Exercise ▸ Lines holding the string "JSON" are the ones to copy; find them all in the data.

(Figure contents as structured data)
········

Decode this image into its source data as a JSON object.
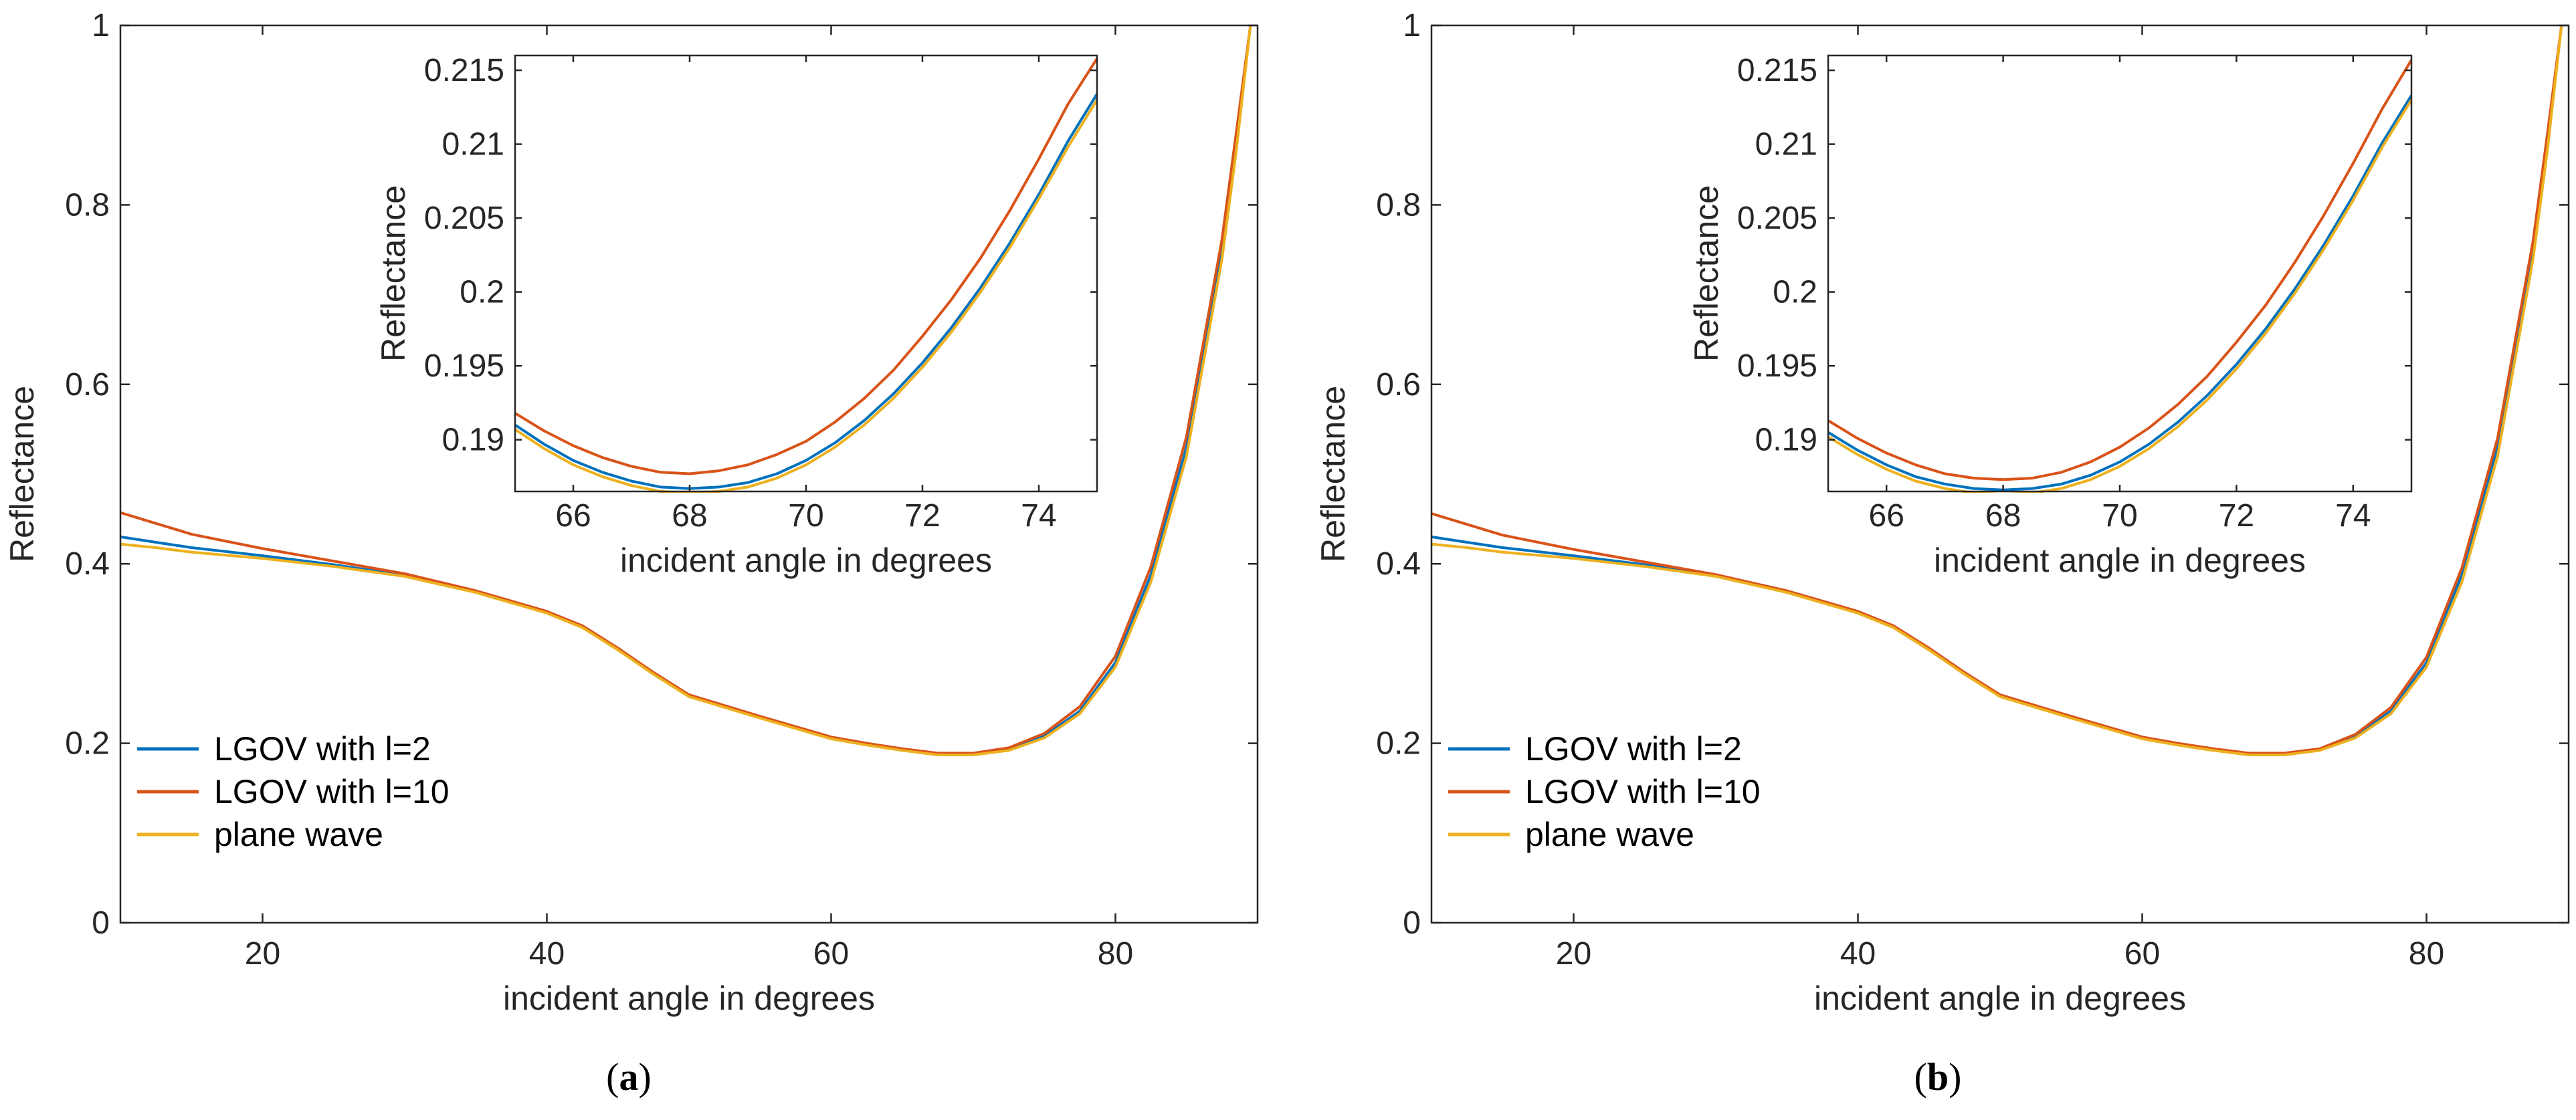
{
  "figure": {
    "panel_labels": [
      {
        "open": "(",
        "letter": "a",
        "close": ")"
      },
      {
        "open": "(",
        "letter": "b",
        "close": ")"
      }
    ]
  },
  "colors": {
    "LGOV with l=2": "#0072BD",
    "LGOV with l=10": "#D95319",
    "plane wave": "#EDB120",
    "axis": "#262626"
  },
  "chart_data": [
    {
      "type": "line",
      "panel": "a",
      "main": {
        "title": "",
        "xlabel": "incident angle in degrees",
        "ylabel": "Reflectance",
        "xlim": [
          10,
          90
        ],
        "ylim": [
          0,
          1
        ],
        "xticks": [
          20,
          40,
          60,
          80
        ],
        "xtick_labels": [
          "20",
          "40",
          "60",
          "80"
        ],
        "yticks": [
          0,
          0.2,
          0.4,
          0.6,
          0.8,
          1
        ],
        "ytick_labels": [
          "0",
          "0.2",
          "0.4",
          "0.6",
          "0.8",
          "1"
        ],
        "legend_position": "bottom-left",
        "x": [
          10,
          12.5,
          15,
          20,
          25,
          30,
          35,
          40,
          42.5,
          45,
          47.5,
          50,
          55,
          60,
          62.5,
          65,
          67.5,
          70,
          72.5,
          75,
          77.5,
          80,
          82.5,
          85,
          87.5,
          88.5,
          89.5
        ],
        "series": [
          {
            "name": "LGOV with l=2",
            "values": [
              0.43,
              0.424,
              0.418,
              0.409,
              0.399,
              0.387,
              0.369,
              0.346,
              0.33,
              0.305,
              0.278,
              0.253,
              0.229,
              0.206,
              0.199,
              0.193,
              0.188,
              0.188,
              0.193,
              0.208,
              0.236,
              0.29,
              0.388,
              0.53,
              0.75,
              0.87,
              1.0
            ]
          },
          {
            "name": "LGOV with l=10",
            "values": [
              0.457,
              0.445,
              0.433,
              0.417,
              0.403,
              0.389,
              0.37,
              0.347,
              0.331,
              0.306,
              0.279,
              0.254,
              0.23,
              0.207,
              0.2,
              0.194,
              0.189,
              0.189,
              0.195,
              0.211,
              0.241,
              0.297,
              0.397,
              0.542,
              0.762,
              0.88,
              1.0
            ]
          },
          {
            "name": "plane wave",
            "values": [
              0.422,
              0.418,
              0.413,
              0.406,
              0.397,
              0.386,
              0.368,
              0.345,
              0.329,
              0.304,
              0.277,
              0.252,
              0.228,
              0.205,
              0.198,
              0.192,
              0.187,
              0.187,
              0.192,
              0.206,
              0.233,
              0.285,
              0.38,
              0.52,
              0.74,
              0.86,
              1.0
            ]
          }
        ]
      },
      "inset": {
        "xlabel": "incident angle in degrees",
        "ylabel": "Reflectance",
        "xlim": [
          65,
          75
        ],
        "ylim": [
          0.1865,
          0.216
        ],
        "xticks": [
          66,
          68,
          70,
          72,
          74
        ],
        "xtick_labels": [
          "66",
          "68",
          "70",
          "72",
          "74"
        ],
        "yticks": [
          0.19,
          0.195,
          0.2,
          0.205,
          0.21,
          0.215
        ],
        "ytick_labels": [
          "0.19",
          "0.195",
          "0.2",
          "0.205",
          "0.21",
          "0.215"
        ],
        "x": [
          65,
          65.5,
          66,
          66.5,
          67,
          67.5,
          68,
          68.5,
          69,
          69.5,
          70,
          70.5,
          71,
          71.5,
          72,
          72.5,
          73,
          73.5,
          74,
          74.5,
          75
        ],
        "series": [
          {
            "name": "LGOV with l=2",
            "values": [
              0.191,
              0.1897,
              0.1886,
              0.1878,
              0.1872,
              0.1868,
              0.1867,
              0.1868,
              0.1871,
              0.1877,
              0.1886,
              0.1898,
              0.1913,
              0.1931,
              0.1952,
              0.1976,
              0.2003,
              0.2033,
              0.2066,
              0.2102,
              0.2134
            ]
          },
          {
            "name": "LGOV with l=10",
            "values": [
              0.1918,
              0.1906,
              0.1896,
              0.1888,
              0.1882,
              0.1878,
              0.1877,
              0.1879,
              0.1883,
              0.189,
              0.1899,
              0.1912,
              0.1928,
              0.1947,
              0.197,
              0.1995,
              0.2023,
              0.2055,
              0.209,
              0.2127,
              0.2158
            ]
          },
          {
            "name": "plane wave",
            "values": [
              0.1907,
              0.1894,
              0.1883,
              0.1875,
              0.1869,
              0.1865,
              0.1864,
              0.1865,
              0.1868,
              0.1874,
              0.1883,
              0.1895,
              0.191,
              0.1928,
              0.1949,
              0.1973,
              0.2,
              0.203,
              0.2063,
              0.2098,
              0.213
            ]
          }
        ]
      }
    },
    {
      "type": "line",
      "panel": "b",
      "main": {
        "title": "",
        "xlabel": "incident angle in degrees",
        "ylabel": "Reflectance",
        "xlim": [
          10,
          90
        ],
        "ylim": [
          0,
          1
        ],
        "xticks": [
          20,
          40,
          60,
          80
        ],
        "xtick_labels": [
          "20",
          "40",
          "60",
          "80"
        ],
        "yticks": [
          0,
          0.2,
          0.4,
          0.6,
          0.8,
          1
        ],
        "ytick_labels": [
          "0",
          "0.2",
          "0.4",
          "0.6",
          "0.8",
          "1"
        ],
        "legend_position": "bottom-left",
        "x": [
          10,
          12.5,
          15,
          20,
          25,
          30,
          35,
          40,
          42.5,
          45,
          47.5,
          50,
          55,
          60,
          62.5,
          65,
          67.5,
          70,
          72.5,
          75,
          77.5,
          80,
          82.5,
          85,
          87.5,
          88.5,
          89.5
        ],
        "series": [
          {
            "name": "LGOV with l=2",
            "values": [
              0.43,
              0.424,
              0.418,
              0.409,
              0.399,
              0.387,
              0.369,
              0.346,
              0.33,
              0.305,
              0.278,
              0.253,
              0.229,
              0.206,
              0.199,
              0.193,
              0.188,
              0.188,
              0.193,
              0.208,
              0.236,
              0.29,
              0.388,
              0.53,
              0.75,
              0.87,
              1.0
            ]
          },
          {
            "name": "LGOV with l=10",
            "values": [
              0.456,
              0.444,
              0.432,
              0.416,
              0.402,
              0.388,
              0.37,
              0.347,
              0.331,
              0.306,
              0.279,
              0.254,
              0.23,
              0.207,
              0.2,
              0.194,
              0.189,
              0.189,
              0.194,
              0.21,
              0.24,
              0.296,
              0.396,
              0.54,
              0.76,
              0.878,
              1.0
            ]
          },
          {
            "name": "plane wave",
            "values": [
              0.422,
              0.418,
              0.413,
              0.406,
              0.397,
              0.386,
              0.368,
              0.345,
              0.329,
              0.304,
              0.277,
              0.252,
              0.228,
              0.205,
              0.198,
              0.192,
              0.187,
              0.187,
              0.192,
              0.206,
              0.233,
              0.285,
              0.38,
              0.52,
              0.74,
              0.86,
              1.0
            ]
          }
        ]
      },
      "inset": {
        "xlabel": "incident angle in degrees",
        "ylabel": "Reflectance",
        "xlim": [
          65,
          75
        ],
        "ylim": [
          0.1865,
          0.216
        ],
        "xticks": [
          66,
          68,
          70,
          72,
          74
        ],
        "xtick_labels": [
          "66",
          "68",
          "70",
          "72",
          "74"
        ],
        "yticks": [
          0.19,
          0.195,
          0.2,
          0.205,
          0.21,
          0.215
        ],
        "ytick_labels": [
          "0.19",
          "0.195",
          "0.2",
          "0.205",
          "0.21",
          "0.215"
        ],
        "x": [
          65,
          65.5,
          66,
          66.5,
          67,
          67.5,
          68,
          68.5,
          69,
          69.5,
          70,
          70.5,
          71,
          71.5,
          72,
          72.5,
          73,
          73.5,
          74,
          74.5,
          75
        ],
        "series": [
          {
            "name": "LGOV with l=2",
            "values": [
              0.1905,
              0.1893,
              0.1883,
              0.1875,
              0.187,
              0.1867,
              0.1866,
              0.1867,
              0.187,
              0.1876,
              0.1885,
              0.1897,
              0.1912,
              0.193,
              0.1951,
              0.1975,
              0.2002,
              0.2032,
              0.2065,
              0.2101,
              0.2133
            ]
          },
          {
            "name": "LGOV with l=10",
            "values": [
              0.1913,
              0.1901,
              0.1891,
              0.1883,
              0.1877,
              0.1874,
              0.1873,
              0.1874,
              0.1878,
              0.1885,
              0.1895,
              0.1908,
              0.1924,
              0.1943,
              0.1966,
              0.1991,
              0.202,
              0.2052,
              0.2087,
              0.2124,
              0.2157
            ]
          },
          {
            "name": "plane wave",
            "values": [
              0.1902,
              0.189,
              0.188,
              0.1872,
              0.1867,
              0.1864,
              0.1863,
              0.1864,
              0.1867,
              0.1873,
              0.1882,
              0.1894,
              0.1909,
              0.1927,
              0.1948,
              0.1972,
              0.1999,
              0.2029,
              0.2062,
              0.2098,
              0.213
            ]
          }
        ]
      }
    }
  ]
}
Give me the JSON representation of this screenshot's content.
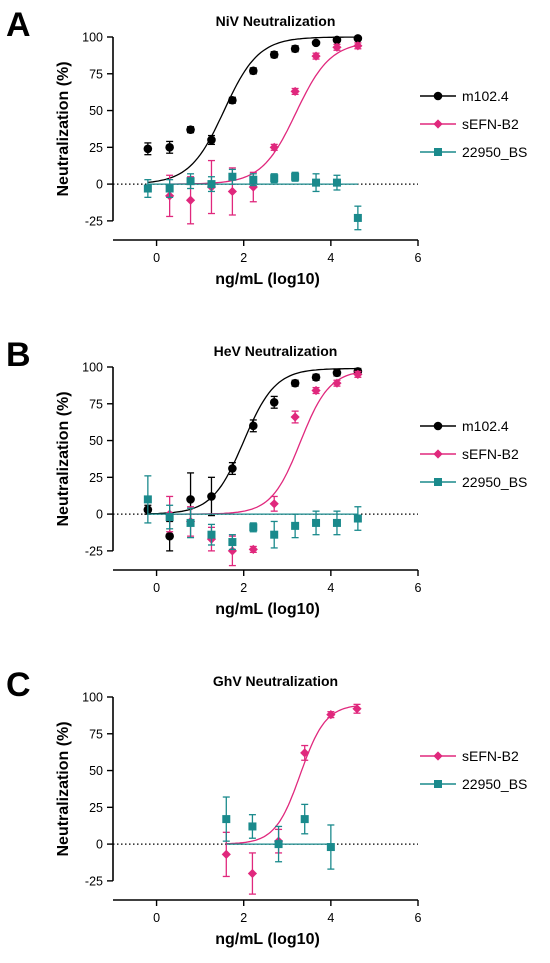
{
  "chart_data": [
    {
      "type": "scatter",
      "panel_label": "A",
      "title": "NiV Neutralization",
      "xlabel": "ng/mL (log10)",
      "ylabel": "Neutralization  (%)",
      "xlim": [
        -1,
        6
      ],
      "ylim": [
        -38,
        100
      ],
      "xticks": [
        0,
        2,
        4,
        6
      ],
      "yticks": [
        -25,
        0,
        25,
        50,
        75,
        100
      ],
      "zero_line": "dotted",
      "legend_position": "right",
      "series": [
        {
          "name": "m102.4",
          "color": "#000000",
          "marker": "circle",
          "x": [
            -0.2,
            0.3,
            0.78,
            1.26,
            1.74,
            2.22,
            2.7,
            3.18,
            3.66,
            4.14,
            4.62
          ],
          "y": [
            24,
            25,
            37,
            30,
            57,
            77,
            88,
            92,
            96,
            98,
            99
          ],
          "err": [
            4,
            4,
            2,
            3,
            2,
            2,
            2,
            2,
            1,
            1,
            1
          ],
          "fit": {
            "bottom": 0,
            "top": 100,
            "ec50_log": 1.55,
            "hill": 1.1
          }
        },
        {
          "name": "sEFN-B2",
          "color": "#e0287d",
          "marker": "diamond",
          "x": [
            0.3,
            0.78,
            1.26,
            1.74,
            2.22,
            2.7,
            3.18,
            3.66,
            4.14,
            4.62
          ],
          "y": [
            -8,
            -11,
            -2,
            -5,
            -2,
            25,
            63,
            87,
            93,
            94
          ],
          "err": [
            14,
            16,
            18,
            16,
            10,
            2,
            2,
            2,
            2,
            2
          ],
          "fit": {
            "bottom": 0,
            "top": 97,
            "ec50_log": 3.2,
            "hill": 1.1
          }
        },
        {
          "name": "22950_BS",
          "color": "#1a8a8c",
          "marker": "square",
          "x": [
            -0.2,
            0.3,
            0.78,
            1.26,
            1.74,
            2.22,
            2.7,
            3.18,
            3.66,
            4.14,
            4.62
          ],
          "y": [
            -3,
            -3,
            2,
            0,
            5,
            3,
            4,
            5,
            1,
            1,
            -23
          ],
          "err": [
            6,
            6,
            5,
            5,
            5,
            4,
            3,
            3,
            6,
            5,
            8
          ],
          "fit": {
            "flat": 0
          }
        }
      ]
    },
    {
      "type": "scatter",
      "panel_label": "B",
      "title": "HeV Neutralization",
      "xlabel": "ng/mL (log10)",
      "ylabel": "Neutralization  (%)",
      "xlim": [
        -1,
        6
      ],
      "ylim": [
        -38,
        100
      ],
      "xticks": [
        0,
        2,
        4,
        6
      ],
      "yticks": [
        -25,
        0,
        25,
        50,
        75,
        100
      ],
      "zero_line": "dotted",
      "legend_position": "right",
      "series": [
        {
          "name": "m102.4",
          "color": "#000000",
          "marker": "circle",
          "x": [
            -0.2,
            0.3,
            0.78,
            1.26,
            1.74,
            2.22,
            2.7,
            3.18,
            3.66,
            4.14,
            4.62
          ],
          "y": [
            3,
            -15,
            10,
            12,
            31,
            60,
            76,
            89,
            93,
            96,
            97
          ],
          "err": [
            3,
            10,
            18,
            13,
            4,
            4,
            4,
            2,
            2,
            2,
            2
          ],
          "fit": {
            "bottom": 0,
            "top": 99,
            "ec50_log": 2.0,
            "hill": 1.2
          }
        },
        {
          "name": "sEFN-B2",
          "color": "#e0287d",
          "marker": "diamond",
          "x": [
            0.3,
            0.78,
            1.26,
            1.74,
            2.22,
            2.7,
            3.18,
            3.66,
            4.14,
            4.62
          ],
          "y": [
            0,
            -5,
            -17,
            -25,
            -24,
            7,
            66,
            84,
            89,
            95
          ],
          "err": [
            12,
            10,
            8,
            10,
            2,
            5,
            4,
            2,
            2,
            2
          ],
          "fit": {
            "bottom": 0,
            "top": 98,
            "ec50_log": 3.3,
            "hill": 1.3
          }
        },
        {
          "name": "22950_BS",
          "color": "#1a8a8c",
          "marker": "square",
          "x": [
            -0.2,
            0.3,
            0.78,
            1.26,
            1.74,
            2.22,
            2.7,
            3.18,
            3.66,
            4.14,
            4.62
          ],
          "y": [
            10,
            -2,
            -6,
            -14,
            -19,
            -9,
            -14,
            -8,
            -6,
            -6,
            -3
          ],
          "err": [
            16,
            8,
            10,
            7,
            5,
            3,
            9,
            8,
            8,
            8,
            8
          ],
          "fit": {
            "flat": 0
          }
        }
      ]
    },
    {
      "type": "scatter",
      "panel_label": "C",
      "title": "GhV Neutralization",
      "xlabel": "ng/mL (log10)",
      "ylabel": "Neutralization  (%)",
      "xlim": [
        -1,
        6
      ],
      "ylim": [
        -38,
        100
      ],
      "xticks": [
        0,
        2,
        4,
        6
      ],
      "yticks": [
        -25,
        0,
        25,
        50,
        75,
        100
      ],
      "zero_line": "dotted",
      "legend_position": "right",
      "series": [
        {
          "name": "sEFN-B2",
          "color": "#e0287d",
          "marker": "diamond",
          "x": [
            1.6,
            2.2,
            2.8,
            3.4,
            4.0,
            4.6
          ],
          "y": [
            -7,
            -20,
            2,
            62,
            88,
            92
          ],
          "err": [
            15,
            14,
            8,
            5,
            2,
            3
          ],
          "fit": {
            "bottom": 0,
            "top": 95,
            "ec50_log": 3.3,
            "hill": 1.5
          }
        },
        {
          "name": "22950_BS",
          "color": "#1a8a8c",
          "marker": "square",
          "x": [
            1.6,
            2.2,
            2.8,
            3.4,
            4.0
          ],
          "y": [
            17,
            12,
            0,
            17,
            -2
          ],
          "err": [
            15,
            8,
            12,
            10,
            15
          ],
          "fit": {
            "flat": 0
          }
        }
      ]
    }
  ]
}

········

Result ▸
Decode this image into its source data as a JSON object.
Give me the JSON representation of this screenshot's content.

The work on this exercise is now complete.